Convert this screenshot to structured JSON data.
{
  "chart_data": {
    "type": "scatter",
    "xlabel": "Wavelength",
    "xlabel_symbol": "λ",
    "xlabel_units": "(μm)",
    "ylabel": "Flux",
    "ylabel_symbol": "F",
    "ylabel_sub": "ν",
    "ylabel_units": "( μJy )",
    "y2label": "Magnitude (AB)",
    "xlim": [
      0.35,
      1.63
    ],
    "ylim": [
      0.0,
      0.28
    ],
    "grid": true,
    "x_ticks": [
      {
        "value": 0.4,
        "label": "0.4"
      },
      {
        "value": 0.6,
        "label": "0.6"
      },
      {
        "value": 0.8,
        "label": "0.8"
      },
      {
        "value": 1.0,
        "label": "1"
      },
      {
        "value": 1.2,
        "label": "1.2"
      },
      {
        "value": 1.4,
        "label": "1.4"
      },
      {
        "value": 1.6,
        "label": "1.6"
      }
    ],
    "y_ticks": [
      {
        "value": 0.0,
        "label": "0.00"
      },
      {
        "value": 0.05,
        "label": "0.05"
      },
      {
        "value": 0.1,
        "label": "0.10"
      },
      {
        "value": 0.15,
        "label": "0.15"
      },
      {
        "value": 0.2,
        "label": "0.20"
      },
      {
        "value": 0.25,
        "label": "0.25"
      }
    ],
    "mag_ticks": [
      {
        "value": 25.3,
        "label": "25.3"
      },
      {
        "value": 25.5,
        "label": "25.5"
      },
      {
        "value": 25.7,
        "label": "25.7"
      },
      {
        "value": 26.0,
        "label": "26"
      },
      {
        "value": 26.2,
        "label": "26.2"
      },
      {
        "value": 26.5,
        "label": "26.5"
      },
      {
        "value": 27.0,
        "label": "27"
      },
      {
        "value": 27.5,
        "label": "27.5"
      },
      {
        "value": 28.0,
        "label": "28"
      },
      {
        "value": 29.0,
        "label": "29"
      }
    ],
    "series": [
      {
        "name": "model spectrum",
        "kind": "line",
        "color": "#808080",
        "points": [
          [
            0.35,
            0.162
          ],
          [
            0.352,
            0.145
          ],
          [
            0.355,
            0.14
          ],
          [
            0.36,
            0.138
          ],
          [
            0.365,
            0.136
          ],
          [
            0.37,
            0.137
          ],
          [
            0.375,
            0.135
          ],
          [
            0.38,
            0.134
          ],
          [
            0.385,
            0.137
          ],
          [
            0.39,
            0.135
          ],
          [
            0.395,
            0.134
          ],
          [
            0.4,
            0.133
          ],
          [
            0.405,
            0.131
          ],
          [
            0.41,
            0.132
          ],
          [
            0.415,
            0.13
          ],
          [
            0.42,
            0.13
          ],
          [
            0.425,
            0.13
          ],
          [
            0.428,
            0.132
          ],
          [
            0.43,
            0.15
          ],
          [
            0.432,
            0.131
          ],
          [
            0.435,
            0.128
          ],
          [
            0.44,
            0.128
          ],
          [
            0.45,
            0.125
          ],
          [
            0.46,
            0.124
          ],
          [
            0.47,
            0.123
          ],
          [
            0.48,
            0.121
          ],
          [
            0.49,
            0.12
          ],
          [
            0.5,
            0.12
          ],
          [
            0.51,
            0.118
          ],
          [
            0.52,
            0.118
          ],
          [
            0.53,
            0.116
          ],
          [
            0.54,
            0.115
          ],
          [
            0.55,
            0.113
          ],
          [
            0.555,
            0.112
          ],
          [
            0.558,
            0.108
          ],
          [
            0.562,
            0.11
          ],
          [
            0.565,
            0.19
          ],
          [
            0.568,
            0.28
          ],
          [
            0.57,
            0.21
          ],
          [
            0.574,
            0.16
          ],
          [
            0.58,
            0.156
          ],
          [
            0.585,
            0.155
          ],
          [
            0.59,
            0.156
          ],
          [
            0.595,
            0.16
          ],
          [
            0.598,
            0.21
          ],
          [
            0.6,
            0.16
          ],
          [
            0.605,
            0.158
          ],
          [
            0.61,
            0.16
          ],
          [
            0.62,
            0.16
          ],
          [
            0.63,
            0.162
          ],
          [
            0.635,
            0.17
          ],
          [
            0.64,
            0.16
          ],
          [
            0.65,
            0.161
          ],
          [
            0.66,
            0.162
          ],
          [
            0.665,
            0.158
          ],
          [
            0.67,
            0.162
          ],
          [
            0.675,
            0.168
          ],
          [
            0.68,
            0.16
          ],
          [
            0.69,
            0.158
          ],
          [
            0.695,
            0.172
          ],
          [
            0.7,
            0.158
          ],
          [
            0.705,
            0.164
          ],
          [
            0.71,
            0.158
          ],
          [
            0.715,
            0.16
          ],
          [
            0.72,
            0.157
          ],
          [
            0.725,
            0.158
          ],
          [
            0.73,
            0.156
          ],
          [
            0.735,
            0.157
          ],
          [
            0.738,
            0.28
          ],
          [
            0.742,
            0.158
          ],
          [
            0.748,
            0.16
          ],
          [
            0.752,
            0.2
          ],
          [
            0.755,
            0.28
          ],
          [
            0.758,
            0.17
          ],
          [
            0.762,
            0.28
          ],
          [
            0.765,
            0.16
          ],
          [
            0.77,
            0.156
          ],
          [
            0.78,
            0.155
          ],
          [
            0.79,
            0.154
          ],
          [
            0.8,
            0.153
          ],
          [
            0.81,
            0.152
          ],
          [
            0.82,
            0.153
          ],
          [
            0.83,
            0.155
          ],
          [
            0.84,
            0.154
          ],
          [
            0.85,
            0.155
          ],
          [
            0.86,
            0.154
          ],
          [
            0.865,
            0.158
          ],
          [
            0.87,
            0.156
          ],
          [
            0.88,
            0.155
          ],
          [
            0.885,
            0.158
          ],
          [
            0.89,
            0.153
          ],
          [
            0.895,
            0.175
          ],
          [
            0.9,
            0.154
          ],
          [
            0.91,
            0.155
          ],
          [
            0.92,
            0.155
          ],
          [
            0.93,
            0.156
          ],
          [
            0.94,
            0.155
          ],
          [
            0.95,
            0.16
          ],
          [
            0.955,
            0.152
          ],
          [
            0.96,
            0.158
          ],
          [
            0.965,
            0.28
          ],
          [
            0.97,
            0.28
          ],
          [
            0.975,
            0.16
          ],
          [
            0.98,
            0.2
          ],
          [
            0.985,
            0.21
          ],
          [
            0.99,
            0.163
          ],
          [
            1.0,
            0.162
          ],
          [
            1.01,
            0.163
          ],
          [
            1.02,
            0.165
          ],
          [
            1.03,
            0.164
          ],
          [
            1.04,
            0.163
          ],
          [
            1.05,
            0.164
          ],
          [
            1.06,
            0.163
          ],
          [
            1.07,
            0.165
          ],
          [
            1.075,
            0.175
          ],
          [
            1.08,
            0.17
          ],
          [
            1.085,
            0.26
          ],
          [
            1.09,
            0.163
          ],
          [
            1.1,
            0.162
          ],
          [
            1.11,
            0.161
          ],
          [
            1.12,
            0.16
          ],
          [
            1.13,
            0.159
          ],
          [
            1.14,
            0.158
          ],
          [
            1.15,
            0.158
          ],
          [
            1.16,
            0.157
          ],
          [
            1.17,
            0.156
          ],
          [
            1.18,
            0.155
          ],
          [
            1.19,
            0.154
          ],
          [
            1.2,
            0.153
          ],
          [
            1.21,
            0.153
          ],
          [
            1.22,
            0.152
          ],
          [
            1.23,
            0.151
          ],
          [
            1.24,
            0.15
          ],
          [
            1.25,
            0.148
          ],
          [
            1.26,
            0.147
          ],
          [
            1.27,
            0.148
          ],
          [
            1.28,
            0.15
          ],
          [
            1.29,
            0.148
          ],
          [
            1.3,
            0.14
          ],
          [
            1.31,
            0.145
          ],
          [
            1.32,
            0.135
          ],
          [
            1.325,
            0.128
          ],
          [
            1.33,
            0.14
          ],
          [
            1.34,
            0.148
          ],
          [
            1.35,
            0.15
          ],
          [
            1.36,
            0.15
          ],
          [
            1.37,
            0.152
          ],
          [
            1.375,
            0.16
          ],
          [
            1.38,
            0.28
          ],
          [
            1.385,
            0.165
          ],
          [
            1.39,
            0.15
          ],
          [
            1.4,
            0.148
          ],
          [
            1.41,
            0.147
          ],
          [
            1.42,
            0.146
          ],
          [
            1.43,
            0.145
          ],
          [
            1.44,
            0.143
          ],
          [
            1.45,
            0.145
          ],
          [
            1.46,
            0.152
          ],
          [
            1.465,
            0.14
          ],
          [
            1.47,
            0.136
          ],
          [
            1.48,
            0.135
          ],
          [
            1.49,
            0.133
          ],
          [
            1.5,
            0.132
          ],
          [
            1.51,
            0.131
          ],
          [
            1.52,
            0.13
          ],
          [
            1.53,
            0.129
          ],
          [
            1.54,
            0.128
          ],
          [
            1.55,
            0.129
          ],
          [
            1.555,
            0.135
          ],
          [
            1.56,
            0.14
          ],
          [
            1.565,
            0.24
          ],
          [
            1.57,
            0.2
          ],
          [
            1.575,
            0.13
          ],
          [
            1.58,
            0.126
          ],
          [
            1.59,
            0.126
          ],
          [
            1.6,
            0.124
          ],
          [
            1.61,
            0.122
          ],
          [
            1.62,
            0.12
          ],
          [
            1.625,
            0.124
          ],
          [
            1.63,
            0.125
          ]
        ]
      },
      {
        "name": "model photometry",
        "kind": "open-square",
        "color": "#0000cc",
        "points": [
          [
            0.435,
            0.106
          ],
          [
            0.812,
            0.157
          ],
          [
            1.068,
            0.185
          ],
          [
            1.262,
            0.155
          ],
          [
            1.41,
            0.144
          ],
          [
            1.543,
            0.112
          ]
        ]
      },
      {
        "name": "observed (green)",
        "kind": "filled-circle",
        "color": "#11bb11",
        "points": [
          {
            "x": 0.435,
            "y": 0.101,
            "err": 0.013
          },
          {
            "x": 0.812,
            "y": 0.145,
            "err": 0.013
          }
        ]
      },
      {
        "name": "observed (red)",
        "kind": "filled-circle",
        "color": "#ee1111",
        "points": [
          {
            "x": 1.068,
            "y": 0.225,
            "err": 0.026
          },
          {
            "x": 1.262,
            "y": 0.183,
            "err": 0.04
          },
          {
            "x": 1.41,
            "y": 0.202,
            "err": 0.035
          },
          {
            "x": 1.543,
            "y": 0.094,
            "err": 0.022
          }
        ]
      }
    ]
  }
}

::::

Scan the listing above for the word "name" and copy every line that holds it.

• **WRITTEN ANSWER**
        "name": "model spectrum",
        "name": "model photometry",
        "name": "observed (green)",
        "name": "observed (red)",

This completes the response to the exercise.